SET PROBLEM. Give the entries again, word for word.

PROVIDED RECORDS.
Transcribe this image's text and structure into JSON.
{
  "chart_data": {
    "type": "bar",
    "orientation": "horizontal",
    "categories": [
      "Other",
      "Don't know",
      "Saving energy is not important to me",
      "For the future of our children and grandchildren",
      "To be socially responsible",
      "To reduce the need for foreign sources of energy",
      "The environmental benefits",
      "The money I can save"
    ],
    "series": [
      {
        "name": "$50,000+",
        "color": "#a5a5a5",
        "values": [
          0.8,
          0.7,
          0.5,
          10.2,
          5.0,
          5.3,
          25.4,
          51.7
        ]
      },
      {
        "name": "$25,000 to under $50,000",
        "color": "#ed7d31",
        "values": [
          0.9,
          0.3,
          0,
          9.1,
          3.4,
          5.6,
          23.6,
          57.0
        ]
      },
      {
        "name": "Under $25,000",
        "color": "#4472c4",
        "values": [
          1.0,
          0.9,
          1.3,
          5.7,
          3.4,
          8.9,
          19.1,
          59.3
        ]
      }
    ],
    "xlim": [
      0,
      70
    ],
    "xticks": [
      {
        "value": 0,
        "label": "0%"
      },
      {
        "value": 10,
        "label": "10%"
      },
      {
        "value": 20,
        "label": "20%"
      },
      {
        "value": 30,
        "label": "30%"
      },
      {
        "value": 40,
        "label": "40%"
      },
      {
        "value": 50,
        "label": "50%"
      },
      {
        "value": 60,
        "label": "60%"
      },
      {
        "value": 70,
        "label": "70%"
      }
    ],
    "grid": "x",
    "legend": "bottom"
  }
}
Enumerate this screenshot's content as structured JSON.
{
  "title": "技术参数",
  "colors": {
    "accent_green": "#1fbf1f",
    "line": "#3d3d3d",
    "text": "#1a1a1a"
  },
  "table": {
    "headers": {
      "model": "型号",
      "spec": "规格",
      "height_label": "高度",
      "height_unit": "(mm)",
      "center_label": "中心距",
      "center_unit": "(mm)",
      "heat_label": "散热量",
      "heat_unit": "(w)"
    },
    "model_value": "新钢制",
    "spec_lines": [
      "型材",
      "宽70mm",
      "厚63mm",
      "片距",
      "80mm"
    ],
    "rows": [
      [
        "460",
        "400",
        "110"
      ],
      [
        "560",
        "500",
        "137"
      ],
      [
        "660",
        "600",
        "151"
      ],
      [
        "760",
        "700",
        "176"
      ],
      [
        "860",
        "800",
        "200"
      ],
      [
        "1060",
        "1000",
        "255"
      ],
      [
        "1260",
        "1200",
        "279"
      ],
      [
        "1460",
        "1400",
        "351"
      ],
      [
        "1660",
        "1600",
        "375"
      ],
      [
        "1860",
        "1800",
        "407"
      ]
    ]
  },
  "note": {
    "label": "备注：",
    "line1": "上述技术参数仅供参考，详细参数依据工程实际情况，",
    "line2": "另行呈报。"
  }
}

OUTPUT FOR THIS EXERCISE.
Transcribe this image's text and structure into JSON.
{
  "chart_data": {
    "type": "bar",
    "orientation": "horizontal",
    "categories": [
      "Other",
      "Don't know",
      "Saving energy is not important to me",
      "For the future of our children and grandchildren",
      "To be socially responsible",
      "To reduce the need for foreign sources of energy",
      "The environmental benefits",
      "The money I can save"
    ],
    "series": [
      {
        "name": "$50,000+",
        "color": "#a5a5a5",
        "values": [
          0.8,
          0.7,
          0.5,
          10.2,
          5.0,
          5.3,
          25.4,
          51.7
        ]
      },
      {
        "name": "$25,000 to under $50,000",
        "color": "#ed7d31",
        "values": [
          0.9,
          0.3,
          0,
          9.1,
          3.4,
          5.6,
          23.6,
          57.0
        ]
      },
      {
        "name": "Under $25,000",
        "color": "#4472c4",
        "values": [
          1.0,
          0.9,
          1.3,
          5.7,
          3.4,
          8.9,
          19.1,
          59.3
        ]
      }
    ],
    "xlim": [
      0,
      70
    ],
    "xticks": [
      {
        "value": 0,
        "label": "0%"
      },
      {
        "value": 10,
        "label": "10%"
      },
      {
        "value": 20,
        "label": "20%"
      },
      {
        "value": 30,
        "label": "30%"
      },
      {
        "value": 40,
        "label": "40%"
      },
      {
        "value": 50,
        "label": "50%"
      },
      {
        "value": 60,
        "label": "60%"
      },
      {
        "value": 70,
        "label": "70%"
      }
    ],
    "grid": "x",
    "legend": "bottom"
  }
}
Enumerate this screenshot's content as structured JSON.
{
  "title": "技术参数",
  "colors": {
    "accent_green": "#1fbf1f",
    "line": "#3d3d3d",
    "text": "#1a1a1a"
  },
  "table": {
    "headers": {
      "model": "型号",
      "spec": "规格",
      "height_label": "高度",
      "height_unit": "(mm)",
      "center_label": "中心距",
      "center_unit": "(mm)",
      "heat_label": "散热量",
      "heat_unit": "(w)"
    },
    "model_value": "新钢制",
    "spec_lines": [
      "型材",
      "宽70mm",
      "厚63mm",
      "片距",
      "80mm"
    ],
    "rows": [
      [
        "460",
        "400",
        "110"
      ],
      [
        "560",
        "500",
        "137"
      ],
      [
        "660",
        "600",
        "151"
      ],
      [
        "760",
        "700",
        "176"
      ],
      [
        "860",
        "800",
        "200"
      ],
      [
        "1060",
        "1000",
        "255"
      ],
      [
        "1260",
        "1200",
        "279"
      ],
      [
        "1460",
        "1400",
        "351"
      ],
      [
        "1660",
        "1600",
        "375"
      ],
      [
        "1860",
        "1800",
        "407"
      ]
    ]
  },
  "note": {
    "label": "备注：",
    "line1": "上述技术参数仅供参考，详细参数依据工程实际情况，",
    "line2": "另行呈报。"
  }
}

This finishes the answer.